◆ **ТЕКСТ**
* * *
Во время одной из перемен, гуляя по лицейскому саду, я увидал ползущую улитку. Глядя на нее я подумал: «Эта маленькая козявка полна жизни, и ползает здесь, как ни в чем не бывало, а мой отец, в это самое время, умирает. Улитка, вероятно, переживет моего отца, и будет ползать по деревьям после его смерти. Как это возможно?!» Неожиданно для самого себя, я схватил ее, и со всей силой, на которую был способен, бросил ее на камень. Мне до сих пор стыдно вспоминать про этот мой дурацкий поступок.
Вечером, 7 апреля 1947 года, у нас сидел знакомый врач, русский армянин, доктор Адамов. Мы с ним пили чай в столовой и беседовали, а отец лежал в соседней комнате. Наша беседа затянулась до половины одиннадцатого ночи. Наконец Адамов встал, и прежде чем уйти, зашел в комнату к отцу. Как только он его увидел то сразу, обратившись к нам, сказал: «Моисей Давидович умирает, через несколько минут его не станет».
Отец странно дышал, как если бы работал поршень какой-то паровой машины. Через пару минут дыхание сделалось глубже, но реже, затем оно стало еще реже, и после глубокого и хриплого вздоха прекратилось. В тот же миг лицо его побелело. Однако, секунд через пятнадцать, он еще раза два глубоко вздохнул,… и все было кончено. Доктор Адамов констатировал смерть, но он не мог выдать свидетельства, так как отца лечил другой врач. После ухода Адамова, несмотря на поздний час, я протелефонировал Антонии. Через полчаса она пришла, и по обычаю всех простолюдинок, начала громко причитать. Мама ее остановила. Вместе с ней, мы положили отца, по законам нашей религии, на пол, и я вызвал, по телефону, человека из еврейского погребального братства. Он пришел, раздел тело, закутал его в белую простыню, и остался сидеть около него всю ночь. Мы с мамой устроились в столовой.
Утром, 8 апреля, состоялись похороны. Незадолго до выноса тела, человек из погребального братства ушел, сказав, что надо оставить мертвого на некоторое время одного. Минут через десять мне стало невыносимо жаль отца, и я решив нарушить этот обычай, смысл которого я и теперь не понимаю, и войдя в спальную комнату, сел на стул, и решил там ждать; но мама мне велела выйти.
На похороны мою мать не пустили: это тоже было не в обычае танжерских евреев, вскоре измененном беженцами, наполнявшими город, из которых немало умерло в первые годы по окончании войны. Мама жалела, что не присутствовала на похоронах, но я на них был далеко не один, меня сопровождали очень многие члены нашей беженской колонии, желавшие отдать их последний долг моему отцу. Был праздник Пасхи, и я не смог прочесть Кадиш. Мы получили множество писем с соболезнованиями, и в их числе одно из Америки от Еврейского Мирового Конгресса.
* * *
◆ **Записи набора данных**
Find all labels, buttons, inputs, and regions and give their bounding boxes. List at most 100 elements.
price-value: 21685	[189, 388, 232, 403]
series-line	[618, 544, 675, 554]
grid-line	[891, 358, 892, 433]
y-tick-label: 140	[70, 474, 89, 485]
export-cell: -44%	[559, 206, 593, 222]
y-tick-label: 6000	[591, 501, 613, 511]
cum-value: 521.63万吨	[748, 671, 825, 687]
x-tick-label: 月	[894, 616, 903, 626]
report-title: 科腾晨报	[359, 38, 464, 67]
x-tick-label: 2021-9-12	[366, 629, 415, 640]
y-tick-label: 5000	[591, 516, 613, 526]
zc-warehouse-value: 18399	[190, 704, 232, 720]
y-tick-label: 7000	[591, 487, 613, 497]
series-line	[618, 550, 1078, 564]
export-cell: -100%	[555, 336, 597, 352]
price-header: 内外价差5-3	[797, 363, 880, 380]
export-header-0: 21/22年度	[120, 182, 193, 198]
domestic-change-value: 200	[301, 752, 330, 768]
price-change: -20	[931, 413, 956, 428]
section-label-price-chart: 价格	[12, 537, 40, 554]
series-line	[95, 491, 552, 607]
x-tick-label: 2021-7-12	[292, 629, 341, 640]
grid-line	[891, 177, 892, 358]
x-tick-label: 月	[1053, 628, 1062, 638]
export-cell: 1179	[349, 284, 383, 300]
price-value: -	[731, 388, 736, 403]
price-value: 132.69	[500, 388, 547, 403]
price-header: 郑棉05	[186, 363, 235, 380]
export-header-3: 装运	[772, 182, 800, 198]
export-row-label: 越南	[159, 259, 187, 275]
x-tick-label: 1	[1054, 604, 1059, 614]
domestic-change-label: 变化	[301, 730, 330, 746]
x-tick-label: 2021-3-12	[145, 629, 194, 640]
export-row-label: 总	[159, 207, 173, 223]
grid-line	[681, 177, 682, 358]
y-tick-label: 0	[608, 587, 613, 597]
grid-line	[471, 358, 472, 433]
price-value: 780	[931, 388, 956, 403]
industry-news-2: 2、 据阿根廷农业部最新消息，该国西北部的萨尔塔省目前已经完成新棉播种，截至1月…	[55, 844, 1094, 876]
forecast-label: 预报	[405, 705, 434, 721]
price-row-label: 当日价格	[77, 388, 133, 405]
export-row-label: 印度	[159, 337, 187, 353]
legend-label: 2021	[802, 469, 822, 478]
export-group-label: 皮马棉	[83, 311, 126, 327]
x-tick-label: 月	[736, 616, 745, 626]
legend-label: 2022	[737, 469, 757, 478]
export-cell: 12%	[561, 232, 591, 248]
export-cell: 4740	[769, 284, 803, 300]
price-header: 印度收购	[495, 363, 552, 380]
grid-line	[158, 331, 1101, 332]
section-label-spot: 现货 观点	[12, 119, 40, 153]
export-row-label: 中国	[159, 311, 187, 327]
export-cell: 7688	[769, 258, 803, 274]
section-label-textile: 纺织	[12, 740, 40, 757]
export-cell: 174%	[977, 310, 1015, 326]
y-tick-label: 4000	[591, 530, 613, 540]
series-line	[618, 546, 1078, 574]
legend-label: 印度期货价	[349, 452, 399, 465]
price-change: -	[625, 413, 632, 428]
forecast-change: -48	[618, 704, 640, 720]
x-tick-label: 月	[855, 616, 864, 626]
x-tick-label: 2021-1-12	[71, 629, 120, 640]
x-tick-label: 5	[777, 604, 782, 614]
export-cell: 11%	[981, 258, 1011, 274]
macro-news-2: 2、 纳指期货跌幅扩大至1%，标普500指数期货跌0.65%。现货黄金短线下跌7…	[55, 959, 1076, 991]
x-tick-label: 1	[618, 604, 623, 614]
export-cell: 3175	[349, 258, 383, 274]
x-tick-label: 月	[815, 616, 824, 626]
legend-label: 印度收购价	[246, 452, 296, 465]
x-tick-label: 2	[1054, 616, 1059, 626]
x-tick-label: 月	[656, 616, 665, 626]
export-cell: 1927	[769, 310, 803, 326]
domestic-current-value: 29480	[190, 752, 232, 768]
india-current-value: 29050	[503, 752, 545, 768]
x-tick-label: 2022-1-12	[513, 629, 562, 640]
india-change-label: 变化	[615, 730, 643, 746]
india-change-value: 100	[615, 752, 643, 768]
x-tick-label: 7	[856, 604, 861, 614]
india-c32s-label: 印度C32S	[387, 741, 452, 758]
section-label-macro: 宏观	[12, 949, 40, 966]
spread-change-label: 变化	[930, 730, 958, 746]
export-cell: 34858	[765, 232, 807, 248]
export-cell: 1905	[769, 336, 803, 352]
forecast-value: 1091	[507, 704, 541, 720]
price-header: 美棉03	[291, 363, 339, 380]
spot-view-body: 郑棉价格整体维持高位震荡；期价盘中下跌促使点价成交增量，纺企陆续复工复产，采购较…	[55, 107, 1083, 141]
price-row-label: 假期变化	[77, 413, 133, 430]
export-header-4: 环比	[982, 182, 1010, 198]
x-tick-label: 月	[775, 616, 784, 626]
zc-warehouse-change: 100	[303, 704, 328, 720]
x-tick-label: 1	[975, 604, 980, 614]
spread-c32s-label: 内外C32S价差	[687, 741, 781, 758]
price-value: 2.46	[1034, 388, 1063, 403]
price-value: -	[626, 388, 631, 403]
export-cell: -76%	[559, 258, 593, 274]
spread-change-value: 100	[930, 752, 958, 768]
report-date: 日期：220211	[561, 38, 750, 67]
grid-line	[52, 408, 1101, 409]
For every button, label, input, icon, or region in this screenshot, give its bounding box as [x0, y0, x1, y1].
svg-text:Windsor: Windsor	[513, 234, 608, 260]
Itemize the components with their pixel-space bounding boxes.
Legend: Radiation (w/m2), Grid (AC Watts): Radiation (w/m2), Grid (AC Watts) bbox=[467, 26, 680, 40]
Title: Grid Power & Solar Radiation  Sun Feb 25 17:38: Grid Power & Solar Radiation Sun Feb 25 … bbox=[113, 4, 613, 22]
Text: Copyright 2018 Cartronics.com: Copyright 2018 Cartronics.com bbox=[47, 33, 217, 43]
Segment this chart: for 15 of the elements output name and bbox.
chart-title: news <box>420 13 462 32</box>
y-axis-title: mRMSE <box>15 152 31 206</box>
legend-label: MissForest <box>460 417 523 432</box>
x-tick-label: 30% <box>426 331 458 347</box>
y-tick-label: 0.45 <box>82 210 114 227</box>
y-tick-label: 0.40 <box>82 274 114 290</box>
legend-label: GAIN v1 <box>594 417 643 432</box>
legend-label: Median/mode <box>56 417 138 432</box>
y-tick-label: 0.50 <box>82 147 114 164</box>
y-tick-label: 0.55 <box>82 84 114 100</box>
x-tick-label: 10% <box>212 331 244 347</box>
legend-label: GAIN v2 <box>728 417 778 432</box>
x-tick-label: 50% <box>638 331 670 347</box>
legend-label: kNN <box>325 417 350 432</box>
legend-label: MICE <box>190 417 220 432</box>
* * *
◆ **ЗАДАНИЯ ДЛЯ ВЫПОЛНЕНИЯ**
1. Ответьте по тексту о смерти отца:
(а) В какой вечер у рассказчика сидел доктор Адамов?
(б) Кого рассказчик вызвал по телефону после прихода Антонии?
(в) От какой организации пришло письмо с соболезнованиями из Америки?
2. Извлеките из текста о смерти отца фрагмент между словами "Утром, 8 апреля, состоялись" и "мне велела выйти." включительно.
Листинг — это отдельный материал.

◆ **ОТВЕТЫ К ЗАДАНИЯМ**
1.
(а) Вечером 7 апреля 1947 года.
(б) Человека из еврейского погребального братства.
(в) От Еврейского Мирового Конгресса.

2.
Утром, 8 апреля, состоялись похороны. Незадолго до выноса тела, человек из погребального братства ушел, сказав, что надо оставить мертвого на некоторое время одного. Минут через десять мне стало невыносимо жаль отца, и я решив нарушить этот обычай, смысл которого я и теперь не понимаю, и войдя в спальную комнату, сел на стул, и решил там ждать; но мама мне велела выйти.